The data:
# # # #
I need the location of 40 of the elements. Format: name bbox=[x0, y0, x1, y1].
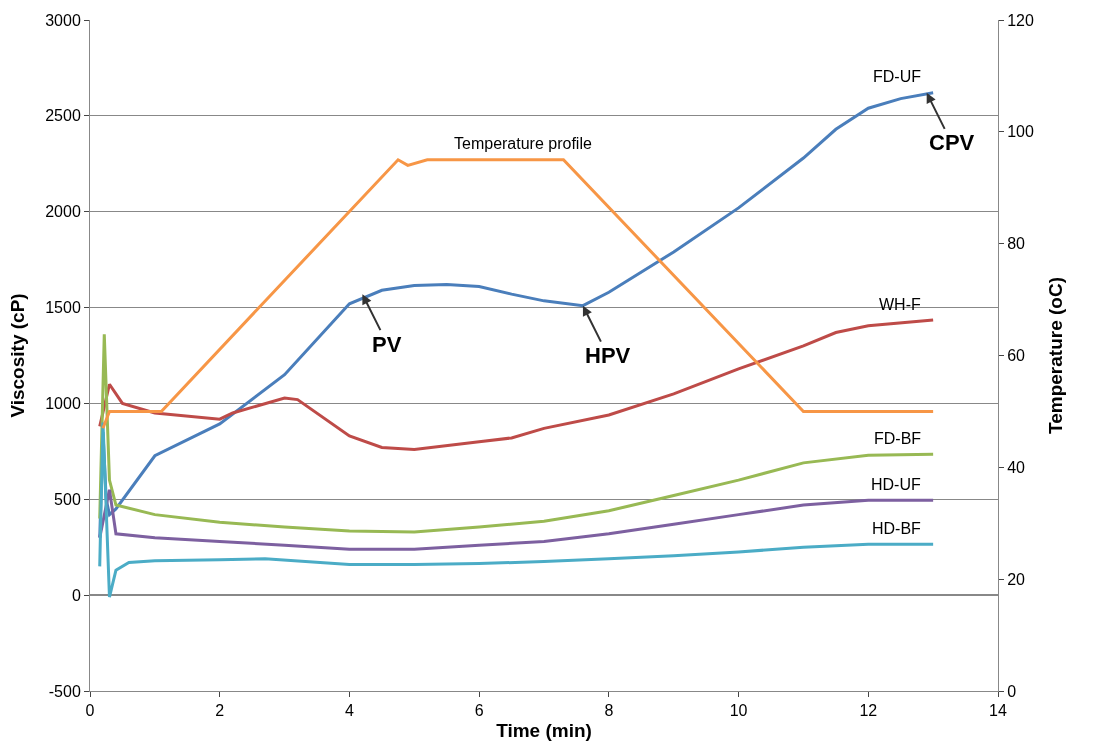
series-label: FD-UF bbox=[873, 68, 922, 85]
annotation: PV bbox=[372, 332, 402, 357]
line-series bbox=[98, 332, 935, 534]
series-label: HD-BF bbox=[872, 520, 922, 537]
line-series bbox=[98, 488, 935, 551]
y2-tick-label: 120 bbox=[1007, 11, 1034, 29]
y2-tick-label: 100 bbox=[1007, 123, 1034, 141]
series-label: WH-F bbox=[879, 296, 921, 313]
x-tick-label: 8 bbox=[604, 702, 614, 720]
x-tick-label: 6 bbox=[474, 702, 484, 720]
y-tick-label: 3000 bbox=[45, 11, 81, 29]
line-series bbox=[101, 158, 935, 430]
annotation: HPV bbox=[585, 343, 631, 368]
x-tick-label: 0 bbox=[85, 702, 95, 720]
line-series bbox=[98, 318, 935, 451]
y2-tick-label: 40 bbox=[1007, 458, 1026, 476]
series-label: Temperature profile bbox=[454, 135, 592, 152]
annotation: CPV bbox=[929, 130, 975, 155]
y2-tick-label: 60 bbox=[1007, 347, 1026, 365]
x-axis-title: Time (min) bbox=[496, 720, 592, 741]
line-series bbox=[98, 421, 935, 599]
y-tick-label: 2000 bbox=[45, 203, 81, 221]
y-axis-title: Viscosity (cP) bbox=[7, 293, 29, 418]
y2-tick-label: 0 bbox=[1007, 682, 1017, 700]
y-tick-label: 500 bbox=[54, 490, 81, 508]
x-tick-label: 14 bbox=[989, 702, 1007, 720]
x-tick-label: 10 bbox=[729, 702, 748, 720]
y2-axis-title: Temperature (oC) bbox=[1044, 277, 1066, 434]
y-tick-label: -500 bbox=[48, 682, 81, 700]
y-tick-label: 1500 bbox=[45, 299, 81, 317]
series-label: HD-UF bbox=[871, 476, 921, 493]
x-tick-label: 4 bbox=[344, 702, 354, 720]
y-tick-label: 2500 bbox=[45, 107, 81, 125]
y2-tick-label: 20 bbox=[1007, 570, 1026, 588]
series-label: FD-BF bbox=[874, 430, 922, 447]
y-tick-label: 0 bbox=[71, 586, 81, 604]
x-tick-label: 2 bbox=[215, 702, 225, 720]
x-tick-label: 12 bbox=[859, 702, 878, 720]
y-tick-label: 1000 bbox=[45, 395, 81, 413]
y2-tick-label: 80 bbox=[1007, 235, 1026, 253]
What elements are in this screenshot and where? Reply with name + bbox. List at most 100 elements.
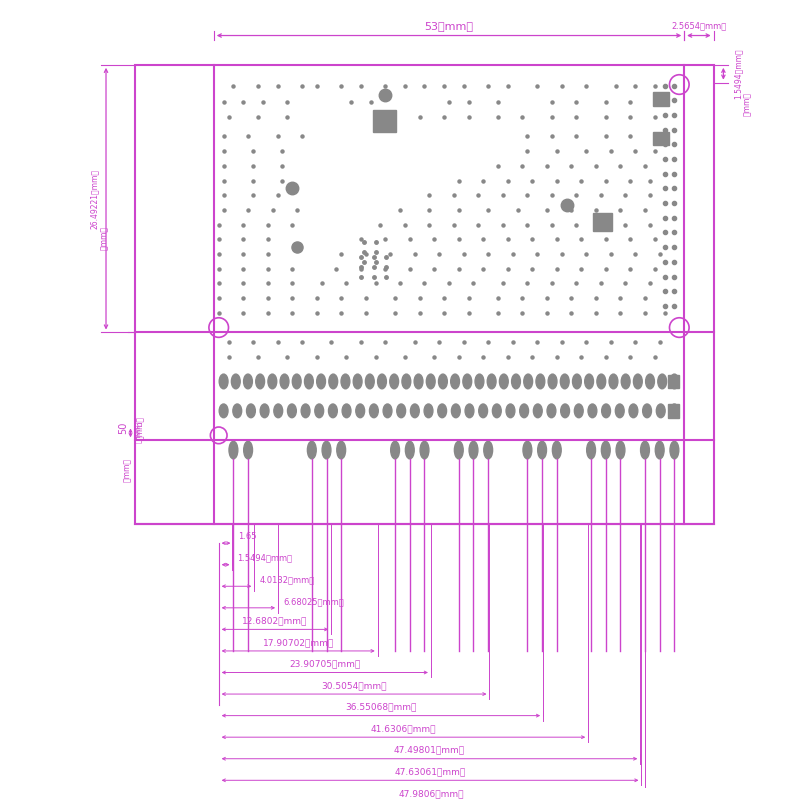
Text: 2.5654（mm）: 2.5654（mm） bbox=[671, 22, 726, 30]
Ellipse shape bbox=[656, 404, 665, 418]
Text: 4.0132（mm）: 4.0132（mm） bbox=[259, 575, 314, 584]
Ellipse shape bbox=[670, 442, 678, 459]
Text: 53（mm）: 53（mm） bbox=[425, 21, 474, 30]
Ellipse shape bbox=[574, 404, 583, 418]
Ellipse shape bbox=[523, 442, 532, 459]
Ellipse shape bbox=[268, 374, 277, 389]
Ellipse shape bbox=[280, 374, 289, 389]
Ellipse shape bbox=[588, 404, 597, 418]
Ellipse shape bbox=[634, 374, 642, 389]
Ellipse shape bbox=[322, 442, 331, 459]
Ellipse shape bbox=[233, 404, 242, 418]
Ellipse shape bbox=[547, 404, 556, 418]
Ellipse shape bbox=[366, 374, 374, 389]
Ellipse shape bbox=[492, 404, 502, 418]
Ellipse shape bbox=[317, 374, 326, 389]
Ellipse shape bbox=[260, 404, 269, 418]
Text: 41.6306（mm）: 41.6306（mm） bbox=[370, 724, 436, 734]
Ellipse shape bbox=[646, 374, 654, 389]
Text: 47.9806（mm）: 47.9806（mm） bbox=[399, 789, 464, 798]
Ellipse shape bbox=[451, 404, 460, 418]
Ellipse shape bbox=[424, 404, 433, 418]
Ellipse shape bbox=[219, 374, 228, 389]
Bar bbox=[135, 65, 714, 523]
Text: 1.5494（mm）: 1.5494（mm） bbox=[238, 554, 293, 562]
Ellipse shape bbox=[315, 404, 324, 418]
Ellipse shape bbox=[597, 374, 606, 389]
Ellipse shape bbox=[465, 404, 474, 418]
Ellipse shape bbox=[658, 374, 666, 389]
Ellipse shape bbox=[615, 404, 624, 418]
Ellipse shape bbox=[420, 442, 429, 459]
Ellipse shape bbox=[438, 374, 447, 389]
Ellipse shape bbox=[520, 404, 529, 418]
Bar bbox=[653, 92, 669, 106]
Ellipse shape bbox=[383, 404, 392, 418]
Text: 23.90705（mm）: 23.90705（mm） bbox=[289, 659, 361, 669]
Ellipse shape bbox=[506, 404, 515, 418]
Ellipse shape bbox=[499, 374, 508, 389]
Ellipse shape bbox=[243, 374, 252, 389]
Text: 17.90702（mm）: 17.90702（mm） bbox=[262, 638, 334, 647]
Ellipse shape bbox=[342, 404, 351, 418]
Text: 6.68025（mm）: 6.68025（mm） bbox=[283, 597, 344, 606]
Ellipse shape bbox=[622, 374, 630, 389]
Bar bbox=[667, 374, 679, 388]
Ellipse shape bbox=[561, 404, 570, 418]
Ellipse shape bbox=[609, 374, 618, 389]
Ellipse shape bbox=[560, 374, 569, 389]
Text: 50: 50 bbox=[118, 422, 129, 434]
Ellipse shape bbox=[670, 404, 678, 418]
Ellipse shape bbox=[307, 442, 316, 459]
Ellipse shape bbox=[548, 374, 557, 389]
Ellipse shape bbox=[475, 374, 484, 389]
Ellipse shape bbox=[305, 374, 314, 389]
Ellipse shape bbox=[246, 404, 255, 418]
Ellipse shape bbox=[616, 442, 625, 459]
Ellipse shape bbox=[370, 404, 378, 418]
Text: 1.65: 1.65 bbox=[238, 532, 257, 541]
Text: 47.63061（mm）: 47.63061（mm） bbox=[394, 767, 466, 776]
Text: （mm）: （mm） bbox=[136, 416, 145, 440]
Text: 36.55068（mm）: 36.55068（mm） bbox=[346, 702, 417, 712]
Ellipse shape bbox=[487, 374, 496, 389]
Ellipse shape bbox=[354, 374, 362, 389]
Ellipse shape bbox=[552, 442, 562, 459]
Bar bbox=[593, 213, 612, 230]
Ellipse shape bbox=[229, 442, 238, 459]
Ellipse shape bbox=[438, 404, 446, 418]
Ellipse shape bbox=[642, 404, 651, 418]
Ellipse shape bbox=[329, 374, 338, 389]
Ellipse shape bbox=[231, 374, 240, 389]
Ellipse shape bbox=[602, 404, 610, 418]
Ellipse shape bbox=[301, 404, 310, 418]
Ellipse shape bbox=[536, 374, 545, 389]
Ellipse shape bbox=[337, 442, 346, 459]
Ellipse shape bbox=[287, 404, 296, 418]
Bar bbox=[653, 131, 669, 146]
Text: （mm）: （mm） bbox=[99, 226, 109, 250]
Ellipse shape bbox=[356, 404, 365, 418]
Ellipse shape bbox=[602, 442, 610, 459]
Ellipse shape bbox=[410, 404, 419, 418]
Ellipse shape bbox=[670, 374, 678, 389]
Ellipse shape bbox=[414, 374, 423, 389]
Ellipse shape bbox=[450, 374, 459, 389]
Ellipse shape bbox=[390, 442, 399, 459]
Ellipse shape bbox=[641, 442, 650, 459]
Ellipse shape bbox=[341, 374, 350, 389]
Text: （mm）: （mm） bbox=[123, 458, 132, 482]
Text: 30.5054（mm）: 30.5054（mm） bbox=[322, 681, 387, 690]
Text: 1.5494（mm）: 1.5494（mm） bbox=[733, 49, 742, 99]
Ellipse shape bbox=[573, 374, 582, 389]
Ellipse shape bbox=[463, 374, 472, 389]
Text: 47.49801（mm）: 47.49801（mm） bbox=[394, 746, 465, 755]
Ellipse shape bbox=[629, 404, 638, 418]
Ellipse shape bbox=[274, 404, 282, 418]
Ellipse shape bbox=[484, 442, 493, 459]
Ellipse shape bbox=[538, 442, 546, 459]
Text: （mm）: （mm） bbox=[743, 92, 752, 116]
Bar bbox=[667, 404, 679, 418]
Ellipse shape bbox=[534, 404, 542, 418]
Ellipse shape bbox=[292, 374, 301, 389]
# # # #
Instructions to follow:
Write out the lines from the line with "series-label: FD-UF bbox=[873, 68, 922, 85]" to the line with "annotation: HPV bbox=[585, 343, 631, 368]", and nothing else.

Final result:
series-label: FD-UF bbox=[873, 68, 922, 85]
annotation: PV bbox=[372, 332, 402, 357]
line-series bbox=[98, 332, 935, 534]
series-label: HD-BF bbox=[872, 520, 922, 537]
line-series bbox=[98, 488, 935, 551]
y2-tick-label: 120 bbox=[1007, 11, 1034, 29]
y2-tick-label: 100 bbox=[1007, 123, 1034, 141]
series-label: WH-F bbox=[879, 296, 921, 313]
x-tick-label: 8 bbox=[604, 702, 614, 720]
x-tick-label: 6 bbox=[474, 702, 484, 720]
y-tick-label: 3000 bbox=[45, 11, 81, 29]
line-series bbox=[101, 158, 935, 430]
annotation: HPV bbox=[585, 343, 631, 368]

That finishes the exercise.